## Work instructions:
Rewrite the rows as a JSON list of strings, one string per line, from the first line of the rows through the line containing "- bars: [196, 117, 1342, 464]", both ends included and any blank lines omitted.

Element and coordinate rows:

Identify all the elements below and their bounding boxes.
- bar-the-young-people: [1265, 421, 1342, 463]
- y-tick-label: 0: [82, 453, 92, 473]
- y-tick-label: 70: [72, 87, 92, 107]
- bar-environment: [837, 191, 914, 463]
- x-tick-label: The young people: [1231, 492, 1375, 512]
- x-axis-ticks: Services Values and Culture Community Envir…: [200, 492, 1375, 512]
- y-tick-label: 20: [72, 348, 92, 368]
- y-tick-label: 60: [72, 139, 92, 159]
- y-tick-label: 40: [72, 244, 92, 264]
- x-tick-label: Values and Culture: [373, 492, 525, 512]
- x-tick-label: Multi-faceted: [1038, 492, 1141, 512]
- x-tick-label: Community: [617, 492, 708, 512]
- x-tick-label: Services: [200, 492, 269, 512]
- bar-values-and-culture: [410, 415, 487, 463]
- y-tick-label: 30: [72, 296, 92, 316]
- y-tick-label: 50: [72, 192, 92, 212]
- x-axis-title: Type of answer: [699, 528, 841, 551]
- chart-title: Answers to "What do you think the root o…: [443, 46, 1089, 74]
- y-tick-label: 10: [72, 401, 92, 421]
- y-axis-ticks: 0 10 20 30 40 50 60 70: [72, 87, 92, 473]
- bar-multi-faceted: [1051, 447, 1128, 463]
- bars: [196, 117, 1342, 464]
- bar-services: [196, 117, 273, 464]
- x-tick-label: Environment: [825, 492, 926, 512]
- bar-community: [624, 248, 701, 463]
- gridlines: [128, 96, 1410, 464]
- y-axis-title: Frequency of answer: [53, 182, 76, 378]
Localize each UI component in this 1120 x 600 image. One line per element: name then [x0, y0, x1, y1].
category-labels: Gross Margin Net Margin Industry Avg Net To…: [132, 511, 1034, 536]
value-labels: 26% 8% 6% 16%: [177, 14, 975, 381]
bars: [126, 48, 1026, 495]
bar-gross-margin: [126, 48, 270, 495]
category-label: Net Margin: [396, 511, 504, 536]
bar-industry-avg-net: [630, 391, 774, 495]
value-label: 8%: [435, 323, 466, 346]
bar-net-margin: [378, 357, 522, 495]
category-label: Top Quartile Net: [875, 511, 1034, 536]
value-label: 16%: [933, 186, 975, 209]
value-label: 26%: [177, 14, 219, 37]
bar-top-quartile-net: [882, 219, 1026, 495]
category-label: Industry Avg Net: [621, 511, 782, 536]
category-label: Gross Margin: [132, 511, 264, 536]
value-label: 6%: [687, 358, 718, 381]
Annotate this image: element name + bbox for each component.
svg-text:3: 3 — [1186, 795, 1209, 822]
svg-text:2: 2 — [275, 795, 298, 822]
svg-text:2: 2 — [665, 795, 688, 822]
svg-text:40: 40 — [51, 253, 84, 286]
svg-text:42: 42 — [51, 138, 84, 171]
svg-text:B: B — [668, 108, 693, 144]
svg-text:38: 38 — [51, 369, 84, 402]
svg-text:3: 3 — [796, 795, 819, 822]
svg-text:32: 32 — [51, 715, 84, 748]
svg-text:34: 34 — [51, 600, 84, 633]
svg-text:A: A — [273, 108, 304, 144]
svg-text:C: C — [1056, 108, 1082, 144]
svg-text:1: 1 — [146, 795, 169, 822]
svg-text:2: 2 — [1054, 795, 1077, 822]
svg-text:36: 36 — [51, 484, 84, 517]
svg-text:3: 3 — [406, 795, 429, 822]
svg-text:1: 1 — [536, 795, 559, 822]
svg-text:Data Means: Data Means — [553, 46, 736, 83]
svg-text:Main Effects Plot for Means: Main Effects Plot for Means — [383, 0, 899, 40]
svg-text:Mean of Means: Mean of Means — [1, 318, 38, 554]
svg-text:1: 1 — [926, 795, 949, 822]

## Problem solution:
[
  "Identify all the elements below and their bounding boxes.",
  "- bar-the-young-people: [1265, 421, 1342, 463]",
  "- y-tick-label: 0: [82, 453, 92, 473]",
  "- y-tick-label: 70: [72, 87, 92, 107]",
  "- bar-environment: [837, 191, 914, 463]",
  "- x-tick-label: The young people: [1231, 492, 1375, 512]",
  "- x-axis-ticks: Services Values and Culture Community Envir…: [200, 492, 1375, 512]",
  "- y-tick-label: 20: [72, 348, 92, 368]",
  "- y-tick-label: 60: [72, 139, 92, 159]",
  "- y-tick-label: 40: [72, 244, 92, 264]",
  "- x-tick-label: Values and Culture: [373, 492, 525, 512]",
  "- x-tick-label: Multi-faceted: [1038, 492, 1141, 512]",
  "- x-tick-label: Community: [617, 492, 708, 512]",
  "- x-tick-label: Services: [200, 492, 269, 512]",
  "- bar-values-and-culture: [410, 415, 487, 463]",
  "- y-tick-label: 30: [72, 296, 92, 316]",
  "- y-tick-label: 50: [72, 192, 92, 212]",
  "- x-axis-title: Type of answer: [699, 528, 841, 551]",
  "- chart-title: Answers to \"What do you think the root o…: [443, 46, 1089, 74]",
  "- y-tick-label: 10: [72, 401, 92, 421]",
  "- y-axis-ticks: 0 10 20 30 40 50 60 70: [72, 87, 92, 473]",
  "- bar-multi-faceted: [1051, 447, 1128, 463]",
  "- bars: [196, 117, 1342, 464]"
]